Exercise instructions | Please transcribe the data that follows without the pictures, keeping every word the same.

Stored data entries |
>>>
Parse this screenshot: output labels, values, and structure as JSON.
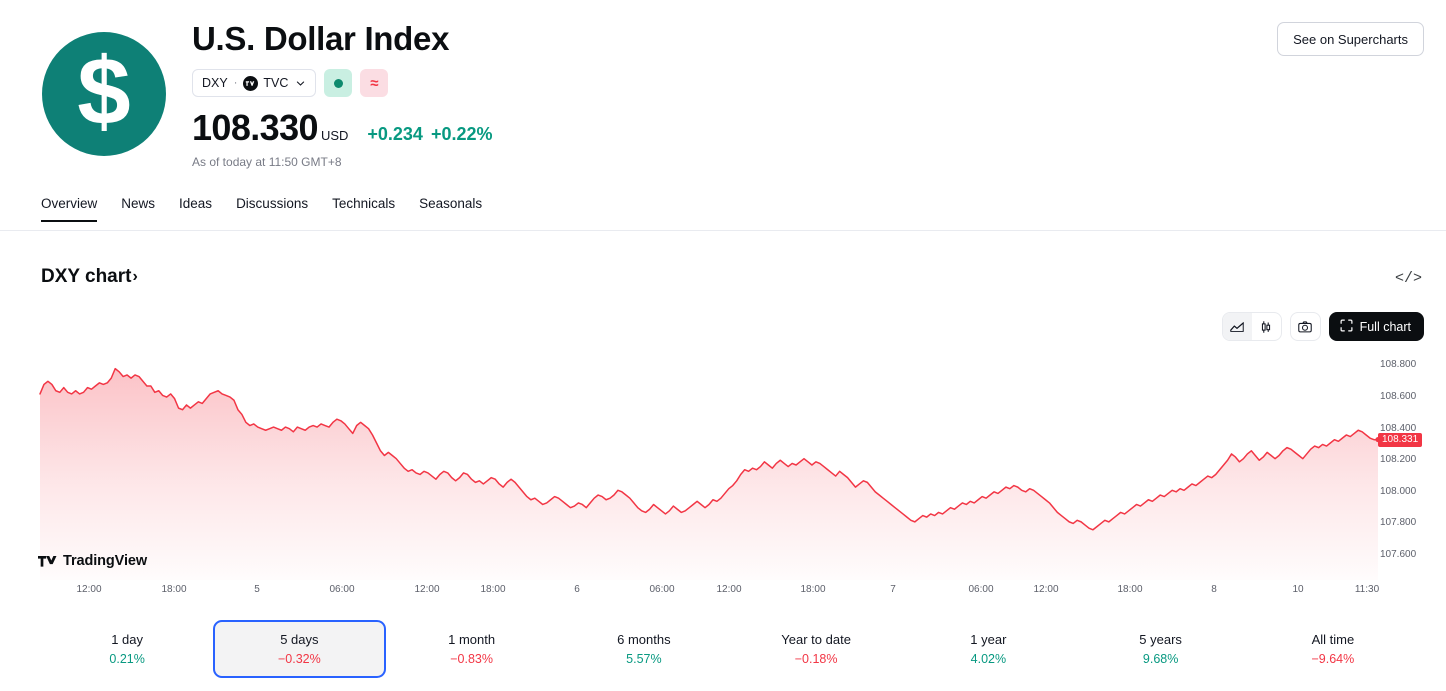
{
  "header": {
    "logo_symbol": "$",
    "logo_color": "#0e8076",
    "title": "U.S. Dollar Index",
    "symbol_pill": {
      "ticker": "DXY",
      "separator": "·",
      "exchange": "TVC",
      "chevron": "chevron-down"
    },
    "badges": {
      "market_status": "open",
      "approx_label": "≈"
    },
    "price": "108.330",
    "currency": "USD",
    "change_abs": "+0.234",
    "change_pct": "+0.22%",
    "change_color": "#089981",
    "as_of": "As of today at 11:50 GMT+8",
    "supercharts_button": "See on Supercharts"
  },
  "tabs": [
    {
      "label": "Overview",
      "active": true
    },
    {
      "label": "News",
      "active": false
    },
    {
      "label": "Ideas",
      "active": false
    },
    {
      "label": "Discussions",
      "active": false
    },
    {
      "label": "Technicals",
      "active": false
    },
    {
      "label": "Seasonals",
      "active": false
    }
  ],
  "chart_section": {
    "title": "DXY chart",
    "title_arrow": "›",
    "embed_code_icon": "</>",
    "toolbar": {
      "area_chart_label": "area-chart",
      "candles_label": "candles-chart",
      "snapshot_label": "camera",
      "full_chart_label": "Full chart"
    },
    "watermark": "TradingView"
  },
  "chart_data": {
    "type": "area",
    "title": "DXY chart",
    "series_name": "DXY",
    "line_color": "#f23645",
    "fill_top_color": "rgba(242, 54, 69, 0.28)",
    "fill_bottom_color": "rgba(242, 54, 69, 0.02)",
    "grid": false,
    "legend": "none",
    "ylabel": "",
    "xlabel": "",
    "ylim": [
      107.48,
      108.86
    ],
    "y_ticks": [
      "108.800",
      "108.600",
      "108.400",
      "108.200",
      "108.000",
      "107.800",
      "107.600"
    ],
    "y_tick_values": [
      108.8,
      108.6,
      108.4,
      108.2,
      108.0,
      107.8,
      107.6
    ],
    "x_ticks": [
      "12:00",
      "18:00",
      "5",
      "06:00",
      "12:00",
      "18:00",
      "6",
      "06:00",
      "12:00",
      "18:00",
      "7",
      "06:00",
      "12:00",
      "18:00",
      "8",
      "10",
      "11:30"
    ],
    "last_price_tag": "108.331",
    "last_price_tag_color": "#f23645",
    "values": [
      108.62,
      108.68,
      108.7,
      108.68,
      108.64,
      108.63,
      108.66,
      108.63,
      108.62,
      108.64,
      108.62,
      108.63,
      108.66,
      108.65,
      108.67,
      108.69,
      108.68,
      108.69,
      108.72,
      108.78,
      108.76,
      108.73,
      108.74,
      108.72,
      108.74,
      108.73,
      108.7,
      108.67,
      108.67,
      108.63,
      108.64,
      108.61,
      108.6,
      108.62,
      108.59,
      108.53,
      108.52,
      108.55,
      108.53,
      108.55,
      108.57,
      108.56,
      108.59,
      108.62,
      108.63,
      108.64,
      108.62,
      108.61,
      108.6,
      108.58,
      108.52,
      108.49,
      108.44,
      108.42,
      108.43,
      108.41,
      108.4,
      108.39,
      108.4,
      108.41,
      108.4,
      108.39,
      108.41,
      108.4,
      108.38,
      108.41,
      108.4,
      108.39,
      108.41,
      108.42,
      108.41,
      108.43,
      108.42,
      108.41,
      108.44,
      108.46,
      108.45,
      108.43,
      108.4,
      108.37,
      108.42,
      108.44,
      108.42,
      108.4,
      108.36,
      108.31,
      108.26,
      108.23,
      108.25,
      108.23,
      108.21,
      108.18,
      108.15,
      108.13,
      108.14,
      108.12,
      108.11,
      108.13,
      108.12,
      108.1,
      108.08,
      108.11,
      108.13,
      108.12,
      108.09,
      108.07,
      108.09,
      108.12,
      108.11,
      108.08,
      108.06,
      108.07,
      108.05,
      108.07,
      108.09,
      108.08,
      108.05,
      108.03,
      108.06,
      108.08,
      108.06,
      108.03,
      108.0,
      107.97,
      107.95,
      107.96,
      107.94,
      107.92,
      107.93,
      107.95,
      107.97,
      107.96,
      107.94,
      107.92,
      107.9,
      107.91,
      107.93,
      107.92,
      107.9,
      107.93,
      107.96,
      107.98,
      107.97,
      107.95,
      107.96,
      107.98,
      108.01,
      108.0,
      107.98,
      107.96,
      107.93,
      107.9,
      107.88,
      107.87,
      107.89,
      107.92,
      107.9,
      107.88,
      107.86,
      107.88,
      107.91,
      107.89,
      107.87,
      107.88,
      107.9,
      107.92,
      107.94,
      107.92,
      107.9,
      107.92,
      107.95,
      107.94,
      107.96,
      107.99,
      108.02,
      108.04,
      108.07,
      108.11,
      108.14,
      108.13,
      108.15,
      108.14,
      108.16,
      108.19,
      108.17,
      108.15,
      108.18,
      108.2,
      108.18,
      108.16,
      108.18,
      108.17,
      108.19,
      108.21,
      108.19,
      108.17,
      108.19,
      108.18,
      108.16,
      108.14,
      108.12,
      108.1,
      108.13,
      108.11,
      108.09,
      108.06,
      108.03,
      108.05,
      108.07,
      108.06,
      108.03,
      108.0,
      107.98,
      107.96,
      107.94,
      107.92,
      107.9,
      107.88,
      107.86,
      107.84,
      107.82,
      107.81,
      107.83,
      107.85,
      107.84,
      107.86,
      107.85,
      107.87,
      107.86,
      107.88,
      107.9,
      107.89,
      107.91,
      107.93,
      107.92,
      107.94,
      107.93,
      107.95,
      107.97,
      107.96,
      107.98,
      108.0,
      107.99,
      108.01,
      108.03,
      108.02,
      108.04,
      108.03,
      108.01,
      108.0,
      108.02,
      108.01,
      107.99,
      107.97,
      107.95,
      107.93,
      107.9,
      107.87,
      107.85,
      107.83,
      107.81,
      107.8,
      107.82,
      107.81,
      107.79,
      107.77,
      107.76,
      107.78,
      107.8,
      107.82,
      107.81,
      107.83,
      107.85,
      107.87,
      107.86,
      107.88,
      107.9,
      107.92,
      107.91,
      107.93,
      107.95,
      107.94,
      107.96,
      107.98,
      107.97,
      107.99,
      108.01,
      108.0,
      108.02,
      108.01,
      108.03,
      108.05,
      108.04,
      108.06,
      108.08,
      108.1,
      108.09,
      108.11,
      108.14,
      108.17,
      108.2,
      108.24,
      108.22,
      108.19,
      108.21,
      108.24,
      108.26,
      108.23,
      108.2,
      108.22,
      108.25,
      108.23,
      108.21,
      108.23,
      108.26,
      108.28,
      108.27,
      108.25,
      108.23,
      108.21,
      108.24,
      108.27,
      108.29,
      108.28,
      108.3,
      108.29,
      108.31,
      108.33,
      108.32,
      108.34,
      108.36,
      108.35,
      108.37,
      108.39,
      108.38,
      108.36,
      108.34,
      108.33,
      108.331
    ]
  },
  "ranges": [
    {
      "label": "1 day",
      "value": "0.21%",
      "dir": "up",
      "selected": false
    },
    {
      "label": "5 days",
      "value": "−0.32%",
      "dir": "down",
      "selected": true
    },
    {
      "label": "1 month",
      "value": "−0.83%",
      "dir": "down",
      "selected": false
    },
    {
      "label": "6 months",
      "value": "5.57%",
      "dir": "up",
      "selected": false
    },
    {
      "label": "Year to date",
      "value": "−0.18%",
      "dir": "down",
      "selected": false
    },
    {
      "label": "1 year",
      "value": "4.02%",
      "dir": "up",
      "selected": false
    },
    {
      "label": "5 years",
      "value": "9.68%",
      "dir": "up",
      "selected": false
    },
    {
      "label": "All time",
      "value": "−9.64%",
      "dir": "down",
      "selected": false
    }
  ]
}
<<<
Exercise answer |
Parse this screenshot: output labels, values, and structure as JSON.
{
  "header": {
    "logo_symbol": "$",
    "logo_color": "#0e8076",
    "title": "U.S. Dollar Index",
    "symbol_pill": {
      "ticker": "DXY",
      "separator": "·",
      "exchange": "TVC",
      "chevron": "chevron-down"
    },
    "badges": {
      "market_status": "open",
      "approx_label": "≈"
    },
    "price": "108.330",
    "currency": "USD",
    "change_abs": "+0.234",
    "change_pct": "+0.22%",
    "change_color": "#089981",
    "as_of": "As of today at 11:50 GMT+8",
    "supercharts_button": "See on Supercharts"
  },
  "tabs": [
    {
      "label": "Overview",
      "active": true
    },
    {
      "label": "News",
      "active": false
    },
    {
      "label": "Ideas",
      "active": false
    },
    {
      "label": "Discussions",
      "active": false
    },
    {
      "label": "Technicals",
      "active": false
    },
    {
      "label": "Seasonals",
      "active": false
    }
  ],
  "chart_section": {
    "title": "DXY chart",
    "title_arrow": "›",
    "embed_code_icon": "</>",
    "toolbar": {
      "area_chart_label": "area-chart",
      "candles_label": "candles-chart",
      "snapshot_label": "camera",
      "full_chart_label": "Full chart"
    },
    "watermark": "TradingView"
  },
  "chart_data": {
    "type": "area",
    "title": "DXY chart",
    "series_name": "DXY",
    "line_color": "#f23645",
    "fill_top_color": "rgba(242, 54, 69, 0.28)",
    "fill_bottom_color": "rgba(242, 54, 69, 0.02)",
    "grid": false,
    "legend": "none",
    "ylabel": "",
    "xlabel": "",
    "ylim": [
      107.48,
      108.86
    ],
    "y_ticks": [
      "108.800",
      "108.600",
      "108.400",
      "108.200",
      "108.000",
      "107.800",
      "107.600"
    ],
    "y_tick_values": [
      108.8,
      108.6,
      108.4,
      108.2,
      108.0,
      107.8,
      107.6
    ],
    "x_ticks": [
      "12:00",
      "18:00",
      "5",
      "06:00",
      "12:00",
      "18:00",
      "6",
      "06:00",
      "12:00",
      "18:00",
      "7",
      "06:00",
      "12:00",
      "18:00",
      "8",
      "10",
      "11:30"
    ],
    "last_price_tag": "108.331",
    "last_price_tag_color": "#f23645",
    "values": [
      108.62,
      108.68,
      108.7,
      108.68,
      108.64,
      108.63,
      108.66,
      108.63,
      108.62,
      108.64,
      108.62,
      108.63,
      108.66,
      108.65,
      108.67,
      108.69,
      108.68,
      108.69,
      108.72,
      108.78,
      108.76,
      108.73,
      108.74,
      108.72,
      108.74,
      108.73,
      108.7,
      108.67,
      108.67,
      108.63,
      108.64,
      108.61,
      108.6,
      108.62,
      108.59,
      108.53,
      108.52,
      108.55,
      108.53,
      108.55,
      108.57,
      108.56,
      108.59,
      108.62,
      108.63,
      108.64,
      108.62,
      108.61,
      108.6,
      108.58,
      108.52,
      108.49,
      108.44,
      108.42,
      108.43,
      108.41,
      108.4,
      108.39,
      108.4,
      108.41,
      108.4,
      108.39,
      108.41,
      108.4,
      108.38,
      108.41,
      108.4,
      108.39,
      108.41,
      108.42,
      108.41,
      108.43,
      108.42,
      108.41,
      108.44,
      108.46,
      108.45,
      108.43,
      108.4,
      108.37,
      108.42,
      108.44,
      108.42,
      108.4,
      108.36,
      108.31,
      108.26,
      108.23,
      108.25,
      108.23,
      108.21,
      108.18,
      108.15,
      108.13,
      108.14,
      108.12,
      108.11,
      108.13,
      108.12,
      108.1,
      108.08,
      108.11,
      108.13,
      108.12,
      108.09,
      108.07,
      108.09,
      108.12,
      108.11,
      108.08,
      108.06,
      108.07,
      108.05,
      108.07,
      108.09,
      108.08,
      108.05,
      108.03,
      108.06,
      108.08,
      108.06,
      108.03,
      108.0,
      107.97,
      107.95,
      107.96,
      107.94,
      107.92,
      107.93,
      107.95,
      107.97,
      107.96,
      107.94,
      107.92,
      107.9,
      107.91,
      107.93,
      107.92,
      107.9,
      107.93,
      107.96,
      107.98,
      107.97,
      107.95,
      107.96,
      107.98,
      108.01,
      108.0,
      107.98,
      107.96,
      107.93,
      107.9,
      107.88,
      107.87,
      107.89,
      107.92,
      107.9,
      107.88,
      107.86,
      107.88,
      107.91,
      107.89,
      107.87,
      107.88,
      107.9,
      107.92,
      107.94,
      107.92,
      107.9,
      107.92,
      107.95,
      107.94,
      107.96,
      107.99,
      108.02,
      108.04,
      108.07,
      108.11,
      108.14,
      108.13,
      108.15,
      108.14,
      108.16,
      108.19,
      108.17,
      108.15,
      108.18,
      108.2,
      108.18,
      108.16,
      108.18,
      108.17,
      108.19,
      108.21,
      108.19,
      108.17,
      108.19,
      108.18,
      108.16,
      108.14,
      108.12,
      108.1,
      108.13,
      108.11,
      108.09,
      108.06,
      108.03,
      108.05,
      108.07,
      108.06,
      108.03,
      108.0,
      107.98,
      107.96,
      107.94,
      107.92,
      107.9,
      107.88,
      107.86,
      107.84,
      107.82,
      107.81,
      107.83,
      107.85,
      107.84,
      107.86,
      107.85,
      107.87,
      107.86,
      107.88,
      107.9,
      107.89,
      107.91,
      107.93,
      107.92,
      107.94,
      107.93,
      107.95,
      107.97,
      107.96,
      107.98,
      108.0,
      107.99,
      108.01,
      108.03,
      108.02,
      108.04,
      108.03,
      108.01,
      108.0,
      108.02,
      108.01,
      107.99,
      107.97,
      107.95,
      107.93,
      107.9,
      107.87,
      107.85,
      107.83,
      107.81,
      107.8,
      107.82,
      107.81,
      107.79,
      107.77,
      107.76,
      107.78,
      107.8,
      107.82,
      107.81,
      107.83,
      107.85,
      107.87,
      107.86,
      107.88,
      107.9,
      107.92,
      107.91,
      107.93,
      107.95,
      107.94,
      107.96,
      107.98,
      107.97,
      107.99,
      108.01,
      108.0,
      108.02,
      108.01,
      108.03,
      108.05,
      108.04,
      108.06,
      108.08,
      108.1,
      108.09,
      108.11,
      108.14,
      108.17,
      108.2,
      108.24,
      108.22,
      108.19,
      108.21,
      108.24,
      108.26,
      108.23,
      108.2,
      108.22,
      108.25,
      108.23,
      108.21,
      108.23,
      108.26,
      108.28,
      108.27,
      108.25,
      108.23,
      108.21,
      108.24,
      108.27,
      108.29,
      108.28,
      108.3,
      108.29,
      108.31,
      108.33,
      108.32,
      108.34,
      108.36,
      108.35,
      108.37,
      108.39,
      108.38,
      108.36,
      108.34,
      108.33,
      108.331
    ]
  },
  "ranges": [
    {
      "label": "1 day",
      "value": "0.21%",
      "dir": "up",
      "selected": false
    },
    {
      "label": "5 days",
      "value": "−0.32%",
      "dir": "down",
      "selected": true
    },
    {
      "label": "1 month",
      "value": "−0.83%",
      "dir": "down",
      "selected": false
    },
    {
      "label": "6 months",
      "value": "5.57%",
      "dir": "up",
      "selected": false
    },
    {
      "label": "Year to date",
      "value": "−0.18%",
      "dir": "down",
      "selected": false
    },
    {
      "label": "1 year",
      "value": "4.02%",
      "dir": "up",
      "selected": false
    },
    {
      "label": "5 years",
      "value": "9.68%",
      "dir": "up",
      "selected": false
    },
    {
      "label": "All time",
      "value": "−9.64%",
      "dir": "down",
      "selected": false
    }
  ]
}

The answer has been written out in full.